Your goal
Write out the whole listing again, exactly.

(Collected data)

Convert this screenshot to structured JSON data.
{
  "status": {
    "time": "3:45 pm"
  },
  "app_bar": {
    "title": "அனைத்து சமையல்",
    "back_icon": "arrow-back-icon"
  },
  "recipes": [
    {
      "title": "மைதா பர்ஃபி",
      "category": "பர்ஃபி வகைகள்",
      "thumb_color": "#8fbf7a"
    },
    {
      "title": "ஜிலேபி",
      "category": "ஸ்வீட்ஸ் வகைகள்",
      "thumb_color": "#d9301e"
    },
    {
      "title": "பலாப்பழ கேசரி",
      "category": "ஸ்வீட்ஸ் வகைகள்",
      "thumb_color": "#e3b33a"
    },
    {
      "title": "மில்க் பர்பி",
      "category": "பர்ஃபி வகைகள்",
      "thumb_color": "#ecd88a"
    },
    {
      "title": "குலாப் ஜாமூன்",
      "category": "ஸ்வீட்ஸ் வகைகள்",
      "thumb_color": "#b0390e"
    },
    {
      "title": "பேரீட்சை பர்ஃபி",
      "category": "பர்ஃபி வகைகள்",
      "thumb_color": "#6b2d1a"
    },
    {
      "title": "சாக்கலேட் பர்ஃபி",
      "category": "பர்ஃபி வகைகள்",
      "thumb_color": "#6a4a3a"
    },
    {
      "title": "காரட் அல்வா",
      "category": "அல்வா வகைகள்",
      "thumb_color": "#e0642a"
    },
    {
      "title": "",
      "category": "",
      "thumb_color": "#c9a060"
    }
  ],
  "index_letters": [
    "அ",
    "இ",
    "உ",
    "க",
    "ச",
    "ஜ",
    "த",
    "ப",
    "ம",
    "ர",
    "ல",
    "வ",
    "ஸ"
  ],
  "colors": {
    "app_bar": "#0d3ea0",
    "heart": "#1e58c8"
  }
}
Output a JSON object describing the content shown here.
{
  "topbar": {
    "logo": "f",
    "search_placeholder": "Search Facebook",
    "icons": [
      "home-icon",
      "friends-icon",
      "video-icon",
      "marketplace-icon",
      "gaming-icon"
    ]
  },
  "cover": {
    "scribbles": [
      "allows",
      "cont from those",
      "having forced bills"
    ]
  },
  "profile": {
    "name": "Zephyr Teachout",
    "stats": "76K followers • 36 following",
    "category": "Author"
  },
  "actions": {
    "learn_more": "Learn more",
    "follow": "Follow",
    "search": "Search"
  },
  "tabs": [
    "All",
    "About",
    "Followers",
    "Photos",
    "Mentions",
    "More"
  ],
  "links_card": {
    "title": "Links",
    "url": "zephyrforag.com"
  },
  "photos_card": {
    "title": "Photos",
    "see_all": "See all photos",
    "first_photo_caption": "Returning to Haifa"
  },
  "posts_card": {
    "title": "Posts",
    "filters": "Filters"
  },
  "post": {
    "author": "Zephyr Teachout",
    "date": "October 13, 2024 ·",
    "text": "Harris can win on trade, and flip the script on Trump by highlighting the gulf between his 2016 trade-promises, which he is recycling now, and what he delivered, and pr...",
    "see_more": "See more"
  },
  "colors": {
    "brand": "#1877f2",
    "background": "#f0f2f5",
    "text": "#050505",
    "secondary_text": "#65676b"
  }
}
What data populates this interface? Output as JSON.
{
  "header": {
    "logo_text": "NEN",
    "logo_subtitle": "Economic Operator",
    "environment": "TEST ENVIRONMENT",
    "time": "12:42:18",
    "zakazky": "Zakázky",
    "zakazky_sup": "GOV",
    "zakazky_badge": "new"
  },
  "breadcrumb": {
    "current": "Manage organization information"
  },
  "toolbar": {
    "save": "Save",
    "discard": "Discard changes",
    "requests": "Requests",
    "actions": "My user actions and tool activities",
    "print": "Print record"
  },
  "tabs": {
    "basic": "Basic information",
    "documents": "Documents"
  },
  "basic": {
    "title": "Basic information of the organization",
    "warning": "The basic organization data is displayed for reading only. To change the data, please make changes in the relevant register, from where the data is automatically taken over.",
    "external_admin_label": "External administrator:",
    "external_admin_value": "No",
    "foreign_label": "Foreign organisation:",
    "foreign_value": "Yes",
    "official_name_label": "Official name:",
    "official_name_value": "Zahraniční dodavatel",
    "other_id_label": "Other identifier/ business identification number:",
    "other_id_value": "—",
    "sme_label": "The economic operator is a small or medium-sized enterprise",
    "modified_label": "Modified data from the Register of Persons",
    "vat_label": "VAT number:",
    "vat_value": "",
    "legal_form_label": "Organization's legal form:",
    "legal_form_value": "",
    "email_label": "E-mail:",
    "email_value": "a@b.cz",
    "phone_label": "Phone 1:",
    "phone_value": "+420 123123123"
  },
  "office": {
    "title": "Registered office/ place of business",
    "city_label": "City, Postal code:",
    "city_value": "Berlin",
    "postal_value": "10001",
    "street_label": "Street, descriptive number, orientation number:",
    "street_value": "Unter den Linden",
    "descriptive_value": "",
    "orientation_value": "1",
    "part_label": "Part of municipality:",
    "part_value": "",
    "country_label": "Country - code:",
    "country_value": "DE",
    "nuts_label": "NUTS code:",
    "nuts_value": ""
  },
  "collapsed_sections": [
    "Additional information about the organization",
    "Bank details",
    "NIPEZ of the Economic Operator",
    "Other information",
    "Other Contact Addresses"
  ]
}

Reply to the task
Convert this screenshot to structured JSON data.
{
  "status": {
    "time": "3:45 pm"
  },
  "app_bar": {
    "title": "அனைத்து சமையல்",
    "back_icon": "arrow-back-icon"
  },
  "recipes": [
    {
      "title": "மைதா பர்ஃபி",
      "category": "பர்ஃபி வகைகள்",
      "thumb_color": "#8fbf7a"
    },
    {
      "title": "ஜிலேபி",
      "category": "ஸ்வீட்ஸ் வகைகள்",
      "thumb_color": "#d9301e"
    },
    {
      "title": "பலாப்பழ கேசரி",
      "category": "ஸ்வீட்ஸ் வகைகள்",
      "thumb_color": "#e3b33a"
    },
    {
      "title": "மில்க் பர்பி",
      "category": "பர்ஃபி வகைகள்",
      "thumb_color": "#ecd88a"
    },
    {
      "title": "குலாப் ஜாமூன்",
      "category": "ஸ்வீட்ஸ் வகைகள்",
      "thumb_color": "#b0390e"
    },
    {
      "title": "பேரீட்சை பர்ஃபி",
      "category": "பர்ஃபி வகைகள்",
      "thumb_color": "#6b2d1a"
    },
    {
      "title": "சாக்கலேட் பர்ஃபி",
      "category": "பர்ஃபி வகைகள்",
      "thumb_color": "#6a4a3a"
    },
    {
      "title": "காரட் அல்வா",
      "category": "அல்வா வகைகள்",
      "thumb_color": "#e0642a"
    },
    {
      "title": "",
      "category": "",
      "thumb_color": "#c9a060"
    }
  ],
  "index_letters": [
    "அ",
    "இ",
    "உ",
    "க",
    "ச",
    "ஜ",
    "த",
    "ப",
    "ம",
    "ர",
    "ல",
    "வ",
    "ஸ"
  ],
  "colors": {
    "app_bar": "#0d3ea0",
    "heart": "#1e58c8"
  }
}
Output a JSON object describing the content shown here.
{
  "topbar": {
    "logo": "f",
    "search_placeholder": "Search Facebook",
    "icons": [
      "home-icon",
      "friends-icon",
      "video-icon",
      "marketplace-icon",
      "gaming-icon"
    ]
  },
  "cover": {
    "scribbles": [
      "allows",
      "cont from those",
      "having forced bills"
    ]
  },
  "profile": {
    "name": "Zephyr Teachout",
    "stats": "76K followers • 36 following",
    "category": "Author"
  },
  "actions": {
    "learn_more": "Learn more",
    "follow": "Follow",
    "search": "Search"
  },
  "tabs": [
    "All",
    "About",
    "Followers",
    "Photos",
    "Mentions",
    "More"
  ],
  "links_card": {
    "title": "Links",
    "url": "zephyrforag.com"
  },
  "photos_card": {
    "title": "Photos",
    "see_all": "See all photos",
    "first_photo_caption": "Returning to Haifa"
  },
  "posts_card": {
    "title": "Posts",
    "filters": "Filters"
  },
  "post": {
    "author": "Zephyr Teachout",
    "date": "October 13, 2024 ·",
    "text": "Harris can win on trade, and flip the script on Trump by highlighting the gulf between his 2016 trade-promises, which he is recycling now, and what he delivered, and pr...",
    "see_more": "See more"
  },
  "colors": {
    "brand": "#1877f2",
    "background": "#f0f2f5",
    "text": "#050505",
    "secondary_text": "#65676b"
  }
}
What data populates this interface? Output as JSON.
{
  "header": {
    "logo_text": "NEN",
    "logo_subtitle": "Economic Operator",
    "environment": "TEST ENVIRONMENT",
    "time": "12:42:18",
    "zakazky": "Zakázky",
    "zakazky_sup": "GOV",
    "zakazky_badge": "new"
  },
  "breadcrumb": {
    "current": "Manage organization information"
  },
  "toolbar": {
    "save": "Save",
    "discard": "Discard changes",
    "requests": "Requests",
    "actions": "My user actions and tool activities",
    "print": "Print record"
  },
  "tabs": {
    "basic": "Basic information",
    "documents": "Documents"
  },
  "basic": {
    "title": "Basic information of the organization",
    "warning": "The basic organization data is displayed for reading only. To change the data, please make changes in the relevant register, from where the data is automatically taken over.",
    "external_admin_label": "External administrator:",
    "external_admin_value": "No",
    "foreign_label": "Foreign organisation:",
    "foreign_value": "Yes",
    "official_name_label": "Official name:",
    "official_name_value": "Zahraniční dodavatel",
    "other_id_label": "Other identifier/ business identification number:",
    "other_id_value": "—",
    "sme_label": "The economic operator is a small or medium-sized enterprise",
    "modified_label": "Modified data from the Register of Persons",
    "vat_label": "VAT number:",
    "vat_value": "",
    "legal_form_label": "Organization's legal form:",
    "legal_form_value": "",
    "email_label": "E-mail:",
    "email_value": "a@b.cz",
    "phone_label": "Phone 1:",
    "phone_value": "+420 123123123"
  },
  "office": {
    "title": "Registered office/ place of business",
    "city_label": "City, Postal code:",
    "city_value": "Berlin",
    "postal_value": "10001",
    "street_label": "Street, descriptive number, orientation number:",
    "street_value": "Unter den Linden",
    "descriptive_value": "",
    "orientation_value": "1",
    "part_label": "Part of municipality:",
    "part_value": "",
    "country_label": "Country - code:",
    "country_value": "DE",
    "nuts_label": "NUTS code:",
    "nuts_value": ""
  },
  "collapsed_sections": [
    "Additional information about the organization",
    "Bank details",
    "NIPEZ of the Economic Operator",
    "Other information",
    "Other Contact Addresses"
  ]
}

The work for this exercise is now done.